Below are the records; reproduce all of them exactly but without any images.

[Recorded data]

____________________

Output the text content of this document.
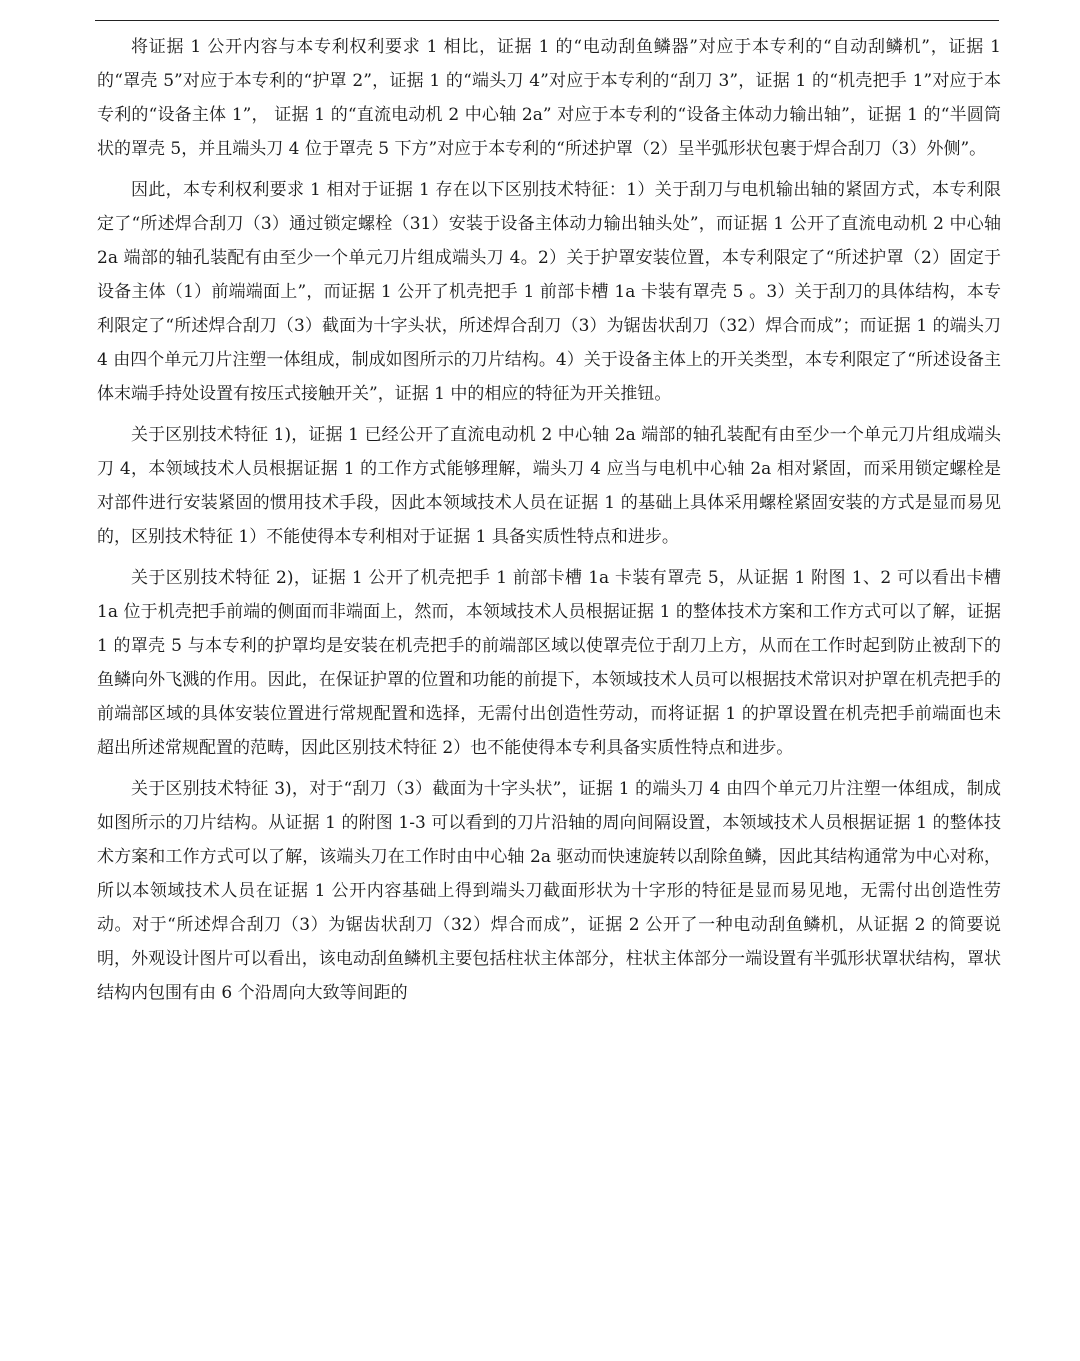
将证据 1 公开内容与本专利权利要求 1 相比，证据 1 的“电动刮鱼鳞器”对应于本专利的“自动刮鳞机”，证据 1 的“罩壳 5”对应于本专利的“护罩 2”，证据 1 的“端头刀 4”对应于本专利的“刮刀 3”，证据 1 的“机壳把手 1”对应于本专利的“设备主体 1”， 证据 1 的“直流电动机 2 中心轴 2a” 对应于本专利的“设备主体动力输出轴”，证据 1 的“半圆筒状的罩壳 5，并且端头刀 4 位于罩壳 5 下方”对应于本专利的“所述护罩（2）呈半弧形状包裹于焊合刮刀（3）外侧”。

因此，本专利权利要求 1 相对于证据 1 存在以下区别技术特征：1）关于刮刀与电机输出轴的紧固方式，本专利限定了“所述焊合刮刀（3）通过锁定螺栓（31）安装于设备主体动力输出轴头处”，而证据 1 公开了直流电动机 2 中心轴 2a 端部的轴孔装配有由至少一个单元刀片组成端头刀 4。2）关于护罩安装位置，本专利限定了“所述护罩（2）固定于设备主体（1）前端端面上”，而证据 1 公开了机壳把手 1 前部卡槽 1a 卡装有罩壳 5 。3）关于刮刀的具体结构，本专利限定了“所述焊合刮刀（3）截面为十字头状，所述焊合刮刀（3）为锯齿状刮刀（32）焊合而成”；而证据 1 的端头刀 4 由四个单元刀片注塑一体组成，制成如图所示的刀片结构。4）关于设备主体上的开关类型，本专利限定了“所述设备主体末端手持处设置有按压式接触开关”，证据 1 中的相应的特征为开关推钮。

关于区别技术特征 1)，证据 1 已经公开了直流电动机 2 中心轴 2a 端部的轴孔装配有由至少一个单元刀片组成端头刀 4，本领域技术人员根据证据 1 的工作方式能够理解，端头刀 4 应当与电机中心轴 2a 相对紧固，而采用锁定螺栓是对部件进行安装紧固的惯用技术手段，因此本领域技术人员在证据 1 的基础上具体采用螺栓紧固安装的方式是显而易见的，区别技术特征 1）不能使得本专利相对于证据 1 具备实质性特点和进步。

关于区别技术特征 2)，证据 1 公开了机壳把手 1 前部卡槽 1a 卡装有罩壳 5，从证据 1 附图 1、2 可以看出卡槽 1a 位于机壳把手前端的侧面而非端面上，然而，本领域技术人员根据证据 1 的整体技术方案和工作方式可以了解，证据 1 的罩壳 5 与本专利的护罩均是安装在机壳把手的前端部区域以使罩壳位于刮刀上方，从而在工作时起到防止被刮下的鱼鳞向外飞溅的作用。因此，在保证护罩的位置和功能的前提下，本领域技术人员可以根据技术常识对护罩在机壳把手的前端部区域的具体安装位置进行常规配置和选择，无需付出创造性劳动，而将证据 1 的护罩设置在机壳把手前端面也未超出所述常规配置的范畴，因此区别技术特征 2）也不能使得本专利具备实质性特点和进步。

关于区别技术特征 3)，对于“刮刀（3）截面为十字头状”，证据 1 的端头刀 4 由四个单元刀片注塑一体组成，制成如图所示的刀片结构。从证据 1 的附图 1-3 可以看到的刀片沿轴的周向间隔设置，本领域技术人员根据证据 1 的整体技术方案和工作方式可以了解，该端头刀在工作时由中心轴 2a 驱动而快速旋转以刮除鱼鳞，因此其结构通常为中心对称，所以本领域技术人员在证据 1 公开内容基础上得到端头刀截面形状为十字形的特征是显而易见地，无需付出创造性劳动。对于“所述焊合刮刀（3）为锯齿状刮刀（32）焊合而成”，证据 2 公开了一种电动刮鱼鳞机，从证据 2 的简要说明，外观设计图片可以看出，该电动刮鱼鳞机主要包括柱状主体部分，柱状主体部分一端设置有半弧形状罩状结构，罩状结构内包围有由 6 个沿周向大致等间距的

____________________

◆ **Reply to the task**:
Output the text content of this document.
将证据 1 公开内容与本专利权利要求 1 相比，证据 1 的“电动刮鱼鳞器”对应于本专利的“自动刮鳞机”，证据 1 的“罩壳 5”对应于本专利的“护罩 2”，证据 1 的“端头刀 4”对应于本专利的“刮刀 3”，证据 1 的“机壳把手 1”对应于本专利的“设备主体 1”， 证据 1 的“直流电动机 2 中心轴 2a” 对应于本专利的“设备主体动力输出轴”，证据 1 的“半圆筒状的罩壳 5，并且端头刀 4 位于罩壳 5 下方”对应于本专利的“所述护罩（2）呈半弧形状包裹于焊合刮刀（3）外侧”。

因此，本专利权利要求 1 相对于证据 1 存在以下区别技术特征：1）关于刮刀与电机输出轴的紧固方式，本专利限定了“所述焊合刮刀（3）通过锁定螺栓（31）安装于设备主体动力输出轴头处”，而证据 1 公开了直流电动机 2 中心轴 2a 端部的轴孔装配有由至少一个单元刀片组成端头刀 4。2）关于护罩安装位置，本专利限定了“所述护罩（2）固定于设备主体（1）前端端面上”，而证据 1 公开了机壳把手 1 前部卡槽 1a 卡装有罩壳 5 。3）关于刮刀的具体结构，本专利限定了“所述焊合刮刀（3）截面为十字头状，所述焊合刮刀（3）为锯齿状刮刀（32）焊合而成”；而证据 1 的端头刀 4 由四个单元刀片注塑一体组成，制成如图所示的刀片结构。4）关于设备主体上的开关类型，本专利限定了“所述设备主体末端手持处设置有按压式接触开关”，证据 1 中的相应的特征为开关推钮。

关于区别技术特征 1)，证据 1 已经公开了直流电动机 2 中心轴 2a 端部的轴孔装配有由至少一个单元刀片组成端头刀 4，本领域技术人员根据证据 1 的工作方式能够理解，端头刀 4 应当与电机中心轴 2a 相对紧固，而采用锁定螺栓是对部件进行安装紧固的惯用技术手段，因此本领域技术人员在证据 1 的基础上具体采用螺栓紧固安装的方式是显而易见的，区别技术特征 1）不能使得本专利相对于证据 1 具备实质性特点和进步。

关于区别技术特征 2)，证据 1 公开了机壳把手 1 前部卡槽 1a 卡装有罩壳 5，从证据 1 附图 1、2 可以看出卡槽 1a 位于机壳把手前端的侧面而非端面上，然而，本领域技术人员根据证据 1 的整体技术方案和工作方式可以了解，证据 1 的罩壳 5 与本专利的护罩均是安装在机壳把手的前端部区域以使罩壳位于刮刀上方，从而在工作时起到防止被刮下的鱼鳞向外飞溅的作用。因此，在保证护罩的位置和功能的前提下，本领域技术人员可以根据技术常识对护罩在机壳把手的前端部区域的具体安装位置进行常规配置和选择，无需付出创造性劳动，而将证据 1 的护罩设置在机壳把手前端面也未超出所述常规配置的范畴，因此区别技术特征 2）也不能使得本专利具备实质性特点和进步。

关于区别技术特征 3)，对于“刮刀（3）截面为十字头状”，证据 1 的端头刀 4 由四个单元刀片注塑一体组成，制成如图所示的刀片结构。从证据 1 的附图 1-3 可以看到的刀片沿轴的周向间隔设置，本领域技术人员根据证据 1 的整体技术方案和工作方式可以了解，该端头刀在工作时由中心轴 2a 驱动而快速旋转以刮除鱼鳞，因此其结构通常为中心对称，所以本领域技术人员在证据 1 公开内容基础上得到端头刀截面形状为十字形的特征是显而易见地，无需付出创造性劳动。对于“所述焊合刮刀（3）为锯齿状刮刀（32）焊合而成”，证据 2 公开了一种电动刮鱼鳞机，从证据 2 的简要说明，外观设计图片可以看出，该电动刮鱼鳞机主要包括柱状主体部分，柱状主体部分一端设置有半弧形状罩状结构，罩状结构内包围有由 6 个沿周向大致等间距的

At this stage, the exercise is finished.